# START OF Data shown

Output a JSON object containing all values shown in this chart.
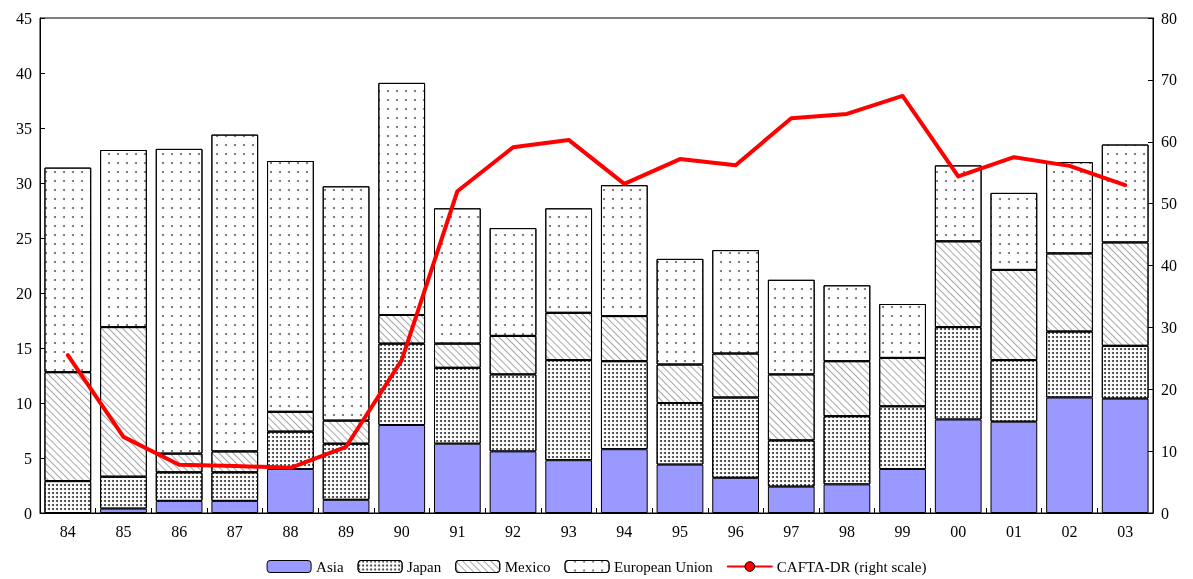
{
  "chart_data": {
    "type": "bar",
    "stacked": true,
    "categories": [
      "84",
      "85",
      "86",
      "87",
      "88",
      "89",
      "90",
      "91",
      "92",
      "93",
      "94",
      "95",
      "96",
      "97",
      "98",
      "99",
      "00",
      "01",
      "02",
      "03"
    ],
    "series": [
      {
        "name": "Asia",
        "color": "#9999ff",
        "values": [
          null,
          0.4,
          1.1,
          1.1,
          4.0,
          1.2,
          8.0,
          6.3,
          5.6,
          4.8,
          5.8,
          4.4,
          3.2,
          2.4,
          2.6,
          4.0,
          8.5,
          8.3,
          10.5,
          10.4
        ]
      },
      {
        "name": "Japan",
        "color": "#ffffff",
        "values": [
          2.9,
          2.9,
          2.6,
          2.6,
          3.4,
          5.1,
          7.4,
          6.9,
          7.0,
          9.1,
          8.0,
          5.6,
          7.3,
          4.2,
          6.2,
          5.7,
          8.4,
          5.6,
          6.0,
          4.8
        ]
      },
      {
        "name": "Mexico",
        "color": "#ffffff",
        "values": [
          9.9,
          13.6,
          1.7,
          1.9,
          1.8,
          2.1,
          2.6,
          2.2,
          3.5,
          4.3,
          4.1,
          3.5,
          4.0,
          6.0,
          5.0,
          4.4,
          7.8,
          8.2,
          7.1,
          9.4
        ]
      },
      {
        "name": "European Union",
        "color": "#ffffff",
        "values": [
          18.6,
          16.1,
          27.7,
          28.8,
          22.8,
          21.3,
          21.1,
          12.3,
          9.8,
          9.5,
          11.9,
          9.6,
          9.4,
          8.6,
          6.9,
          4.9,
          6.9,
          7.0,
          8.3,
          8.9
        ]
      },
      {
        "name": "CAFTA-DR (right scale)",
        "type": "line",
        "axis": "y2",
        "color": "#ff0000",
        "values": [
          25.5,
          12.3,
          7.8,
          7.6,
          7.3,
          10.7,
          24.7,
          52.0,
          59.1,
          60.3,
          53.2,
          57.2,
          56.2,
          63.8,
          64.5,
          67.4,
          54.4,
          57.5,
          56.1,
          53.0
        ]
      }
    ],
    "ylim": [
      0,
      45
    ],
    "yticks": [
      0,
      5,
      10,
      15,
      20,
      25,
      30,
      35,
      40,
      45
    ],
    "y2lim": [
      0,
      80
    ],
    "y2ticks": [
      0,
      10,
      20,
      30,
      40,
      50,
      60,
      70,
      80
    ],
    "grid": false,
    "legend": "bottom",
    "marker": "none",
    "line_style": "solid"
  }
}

# END OF Data shown
# START OF Data shown

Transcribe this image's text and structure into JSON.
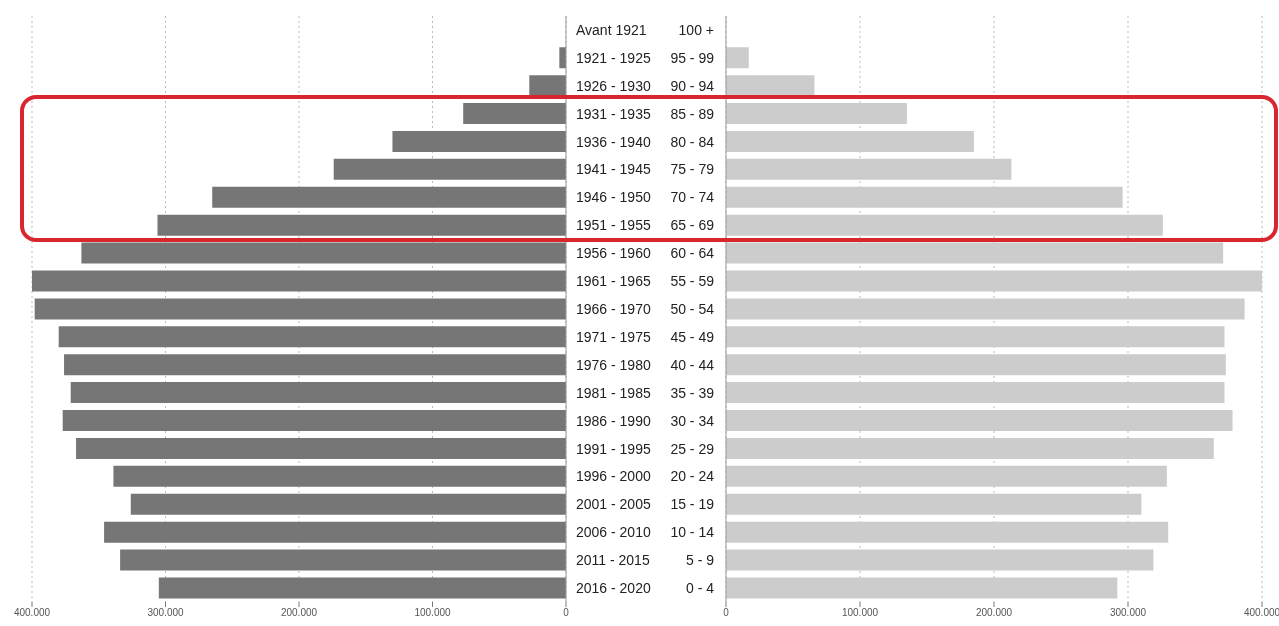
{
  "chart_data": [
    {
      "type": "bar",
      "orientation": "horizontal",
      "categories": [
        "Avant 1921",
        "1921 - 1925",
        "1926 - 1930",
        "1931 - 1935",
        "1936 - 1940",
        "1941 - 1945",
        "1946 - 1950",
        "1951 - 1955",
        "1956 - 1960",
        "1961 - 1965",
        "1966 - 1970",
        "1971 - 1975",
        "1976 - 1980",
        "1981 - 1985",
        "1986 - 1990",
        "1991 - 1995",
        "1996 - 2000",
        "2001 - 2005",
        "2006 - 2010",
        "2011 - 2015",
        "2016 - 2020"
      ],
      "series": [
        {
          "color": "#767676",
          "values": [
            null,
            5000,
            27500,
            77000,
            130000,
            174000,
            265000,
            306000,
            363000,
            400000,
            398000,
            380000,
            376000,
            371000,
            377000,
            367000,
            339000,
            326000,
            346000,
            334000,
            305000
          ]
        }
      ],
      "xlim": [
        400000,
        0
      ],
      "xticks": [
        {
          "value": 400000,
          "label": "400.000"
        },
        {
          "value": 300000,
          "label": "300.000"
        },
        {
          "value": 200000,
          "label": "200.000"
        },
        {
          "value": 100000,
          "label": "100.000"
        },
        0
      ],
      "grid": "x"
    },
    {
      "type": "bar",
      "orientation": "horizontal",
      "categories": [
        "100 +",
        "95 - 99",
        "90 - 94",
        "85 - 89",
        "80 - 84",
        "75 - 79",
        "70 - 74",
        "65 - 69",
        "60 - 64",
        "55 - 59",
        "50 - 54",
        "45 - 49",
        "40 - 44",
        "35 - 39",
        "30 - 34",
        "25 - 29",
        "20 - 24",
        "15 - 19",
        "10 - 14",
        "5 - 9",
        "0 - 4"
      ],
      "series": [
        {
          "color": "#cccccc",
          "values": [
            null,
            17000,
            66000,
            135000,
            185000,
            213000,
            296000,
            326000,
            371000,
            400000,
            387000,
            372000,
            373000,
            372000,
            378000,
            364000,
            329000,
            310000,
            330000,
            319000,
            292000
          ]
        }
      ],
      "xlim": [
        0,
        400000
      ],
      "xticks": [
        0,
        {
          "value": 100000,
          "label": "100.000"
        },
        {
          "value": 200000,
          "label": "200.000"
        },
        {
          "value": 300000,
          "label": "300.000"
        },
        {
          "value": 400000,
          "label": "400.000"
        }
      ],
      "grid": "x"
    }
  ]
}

# END OF Data shown

Each line that holds the word "JSON" should be extracted from the records.

Correct output:
Output a JSON object containing all values shown in this chart.
Transcribe this image's text and structure into JSON.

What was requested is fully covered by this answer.